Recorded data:
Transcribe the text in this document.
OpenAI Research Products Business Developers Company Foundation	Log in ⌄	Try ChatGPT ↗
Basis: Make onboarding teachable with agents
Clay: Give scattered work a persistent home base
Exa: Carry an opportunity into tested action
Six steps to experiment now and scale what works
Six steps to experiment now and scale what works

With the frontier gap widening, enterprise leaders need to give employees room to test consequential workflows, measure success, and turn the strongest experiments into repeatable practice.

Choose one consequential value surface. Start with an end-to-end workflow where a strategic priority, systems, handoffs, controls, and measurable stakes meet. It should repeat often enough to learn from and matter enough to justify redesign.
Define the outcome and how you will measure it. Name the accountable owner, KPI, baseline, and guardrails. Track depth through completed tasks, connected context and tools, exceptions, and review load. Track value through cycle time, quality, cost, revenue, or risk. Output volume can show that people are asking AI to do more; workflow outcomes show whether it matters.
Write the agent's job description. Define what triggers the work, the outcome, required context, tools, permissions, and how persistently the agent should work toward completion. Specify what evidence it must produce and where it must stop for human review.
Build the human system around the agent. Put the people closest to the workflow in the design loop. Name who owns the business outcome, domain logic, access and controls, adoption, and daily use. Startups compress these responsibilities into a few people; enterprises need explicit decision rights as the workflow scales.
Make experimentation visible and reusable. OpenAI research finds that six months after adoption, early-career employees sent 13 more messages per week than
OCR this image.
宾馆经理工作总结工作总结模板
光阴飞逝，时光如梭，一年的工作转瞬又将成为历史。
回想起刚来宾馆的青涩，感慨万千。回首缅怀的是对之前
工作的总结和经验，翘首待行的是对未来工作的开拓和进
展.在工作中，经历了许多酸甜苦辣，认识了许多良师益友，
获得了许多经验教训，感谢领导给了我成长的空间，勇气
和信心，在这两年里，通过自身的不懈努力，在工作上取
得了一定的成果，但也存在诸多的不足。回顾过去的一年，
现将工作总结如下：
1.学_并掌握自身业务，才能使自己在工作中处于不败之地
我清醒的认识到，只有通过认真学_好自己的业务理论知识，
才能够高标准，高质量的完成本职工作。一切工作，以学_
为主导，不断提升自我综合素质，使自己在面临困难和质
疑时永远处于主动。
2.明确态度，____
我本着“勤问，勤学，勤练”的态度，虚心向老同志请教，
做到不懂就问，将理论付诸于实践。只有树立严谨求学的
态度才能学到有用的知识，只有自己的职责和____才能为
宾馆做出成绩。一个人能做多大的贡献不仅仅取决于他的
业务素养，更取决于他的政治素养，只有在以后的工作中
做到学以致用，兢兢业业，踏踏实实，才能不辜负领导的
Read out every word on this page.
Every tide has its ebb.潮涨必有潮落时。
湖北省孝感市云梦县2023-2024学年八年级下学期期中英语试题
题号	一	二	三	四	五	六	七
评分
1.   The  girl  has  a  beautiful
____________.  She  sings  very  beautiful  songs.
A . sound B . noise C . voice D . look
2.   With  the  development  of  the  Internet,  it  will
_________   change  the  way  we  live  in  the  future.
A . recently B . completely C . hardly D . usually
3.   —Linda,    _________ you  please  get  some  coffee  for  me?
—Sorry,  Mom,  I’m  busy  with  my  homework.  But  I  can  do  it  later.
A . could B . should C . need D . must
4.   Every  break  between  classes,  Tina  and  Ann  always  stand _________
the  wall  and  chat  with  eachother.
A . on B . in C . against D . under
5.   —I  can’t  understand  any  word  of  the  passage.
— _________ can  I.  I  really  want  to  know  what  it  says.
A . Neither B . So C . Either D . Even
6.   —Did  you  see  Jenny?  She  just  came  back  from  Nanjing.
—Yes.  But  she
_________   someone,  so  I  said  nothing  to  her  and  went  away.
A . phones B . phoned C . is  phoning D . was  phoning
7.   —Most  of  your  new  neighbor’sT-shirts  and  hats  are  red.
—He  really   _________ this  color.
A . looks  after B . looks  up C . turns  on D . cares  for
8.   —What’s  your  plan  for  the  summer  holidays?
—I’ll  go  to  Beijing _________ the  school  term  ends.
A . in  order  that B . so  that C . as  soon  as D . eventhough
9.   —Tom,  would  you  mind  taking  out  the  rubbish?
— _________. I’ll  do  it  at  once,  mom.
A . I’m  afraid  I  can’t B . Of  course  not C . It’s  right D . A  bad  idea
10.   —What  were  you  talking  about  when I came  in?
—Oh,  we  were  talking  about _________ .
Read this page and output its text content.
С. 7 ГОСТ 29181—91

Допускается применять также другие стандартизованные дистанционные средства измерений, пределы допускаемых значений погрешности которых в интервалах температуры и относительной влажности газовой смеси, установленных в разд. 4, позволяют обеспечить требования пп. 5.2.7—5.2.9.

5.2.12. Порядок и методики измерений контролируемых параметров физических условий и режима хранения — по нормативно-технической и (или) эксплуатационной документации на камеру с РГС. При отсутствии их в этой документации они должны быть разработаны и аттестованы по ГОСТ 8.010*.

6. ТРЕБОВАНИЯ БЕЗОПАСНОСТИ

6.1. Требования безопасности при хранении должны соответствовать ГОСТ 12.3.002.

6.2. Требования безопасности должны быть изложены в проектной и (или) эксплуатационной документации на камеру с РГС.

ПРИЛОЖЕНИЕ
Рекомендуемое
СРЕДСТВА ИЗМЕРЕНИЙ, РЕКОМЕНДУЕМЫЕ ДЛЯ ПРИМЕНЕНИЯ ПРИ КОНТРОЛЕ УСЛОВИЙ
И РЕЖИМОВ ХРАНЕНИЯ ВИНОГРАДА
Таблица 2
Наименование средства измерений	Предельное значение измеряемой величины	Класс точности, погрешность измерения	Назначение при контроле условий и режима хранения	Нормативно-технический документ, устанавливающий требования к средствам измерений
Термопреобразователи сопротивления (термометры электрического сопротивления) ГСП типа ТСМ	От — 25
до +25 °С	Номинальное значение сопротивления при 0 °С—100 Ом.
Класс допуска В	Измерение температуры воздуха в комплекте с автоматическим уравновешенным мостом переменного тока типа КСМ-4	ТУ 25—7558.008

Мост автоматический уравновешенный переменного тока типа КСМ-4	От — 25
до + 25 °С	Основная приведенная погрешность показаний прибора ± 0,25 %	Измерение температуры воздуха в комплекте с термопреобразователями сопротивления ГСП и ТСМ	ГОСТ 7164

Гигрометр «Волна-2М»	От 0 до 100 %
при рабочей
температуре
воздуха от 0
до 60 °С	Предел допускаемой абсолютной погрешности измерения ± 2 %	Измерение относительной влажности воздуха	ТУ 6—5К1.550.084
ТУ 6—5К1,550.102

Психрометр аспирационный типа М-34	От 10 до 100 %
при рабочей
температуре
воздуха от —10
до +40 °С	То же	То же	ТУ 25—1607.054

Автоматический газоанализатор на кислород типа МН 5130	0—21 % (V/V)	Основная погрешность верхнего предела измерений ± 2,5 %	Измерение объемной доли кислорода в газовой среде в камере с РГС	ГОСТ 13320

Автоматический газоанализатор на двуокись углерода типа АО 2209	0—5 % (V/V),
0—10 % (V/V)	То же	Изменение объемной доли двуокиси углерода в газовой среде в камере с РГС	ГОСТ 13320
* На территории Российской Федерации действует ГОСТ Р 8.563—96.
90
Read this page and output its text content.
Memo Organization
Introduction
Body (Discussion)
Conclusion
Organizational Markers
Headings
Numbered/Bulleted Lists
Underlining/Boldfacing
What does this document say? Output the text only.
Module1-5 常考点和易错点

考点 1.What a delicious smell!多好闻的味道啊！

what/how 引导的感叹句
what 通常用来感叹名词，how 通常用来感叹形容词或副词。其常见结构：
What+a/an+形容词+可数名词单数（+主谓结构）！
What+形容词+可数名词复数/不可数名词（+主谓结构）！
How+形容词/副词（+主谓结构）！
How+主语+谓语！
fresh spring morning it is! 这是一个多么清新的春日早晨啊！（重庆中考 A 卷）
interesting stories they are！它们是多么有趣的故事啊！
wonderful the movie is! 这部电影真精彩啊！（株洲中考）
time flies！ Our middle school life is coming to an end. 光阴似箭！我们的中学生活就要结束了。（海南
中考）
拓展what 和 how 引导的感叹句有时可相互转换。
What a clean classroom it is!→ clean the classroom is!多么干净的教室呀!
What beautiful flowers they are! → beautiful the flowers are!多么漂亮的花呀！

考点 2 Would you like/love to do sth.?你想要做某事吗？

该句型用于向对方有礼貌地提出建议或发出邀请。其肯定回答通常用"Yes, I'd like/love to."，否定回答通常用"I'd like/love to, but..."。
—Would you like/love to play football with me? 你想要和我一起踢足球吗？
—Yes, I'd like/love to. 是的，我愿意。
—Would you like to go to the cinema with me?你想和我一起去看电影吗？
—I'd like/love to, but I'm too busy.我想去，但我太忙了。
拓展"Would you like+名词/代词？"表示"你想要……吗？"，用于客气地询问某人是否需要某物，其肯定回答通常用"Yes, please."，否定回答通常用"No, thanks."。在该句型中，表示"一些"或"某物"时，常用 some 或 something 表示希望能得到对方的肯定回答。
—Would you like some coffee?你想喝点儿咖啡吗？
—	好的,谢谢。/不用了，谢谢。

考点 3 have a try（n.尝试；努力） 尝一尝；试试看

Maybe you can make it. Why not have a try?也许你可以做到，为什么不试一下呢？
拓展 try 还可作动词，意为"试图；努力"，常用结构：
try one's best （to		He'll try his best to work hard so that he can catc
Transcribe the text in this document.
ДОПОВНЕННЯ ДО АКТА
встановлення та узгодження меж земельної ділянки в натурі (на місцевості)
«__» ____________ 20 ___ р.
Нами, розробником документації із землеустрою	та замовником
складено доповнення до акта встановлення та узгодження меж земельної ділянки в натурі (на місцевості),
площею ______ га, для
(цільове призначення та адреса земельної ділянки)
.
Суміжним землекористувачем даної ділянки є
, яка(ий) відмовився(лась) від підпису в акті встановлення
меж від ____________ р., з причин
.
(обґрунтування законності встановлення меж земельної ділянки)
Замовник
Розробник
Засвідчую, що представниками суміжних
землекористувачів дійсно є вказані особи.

*Task description:*
Show, from the listing above, each line that contains the word "consequential".

*Answer:*
With the frontier gap widening, enterprise leaders need to give employees room to test consequential workflows, measure success, and turn the strongest experiments into repeatable practice.
Choose one consequential value surface. Start with an end-to-end workflow where a strategic priority, systems, handoffs, controls, and measurable stakes meet. It should repeat often enough to learn from and matter enough to justify redesign.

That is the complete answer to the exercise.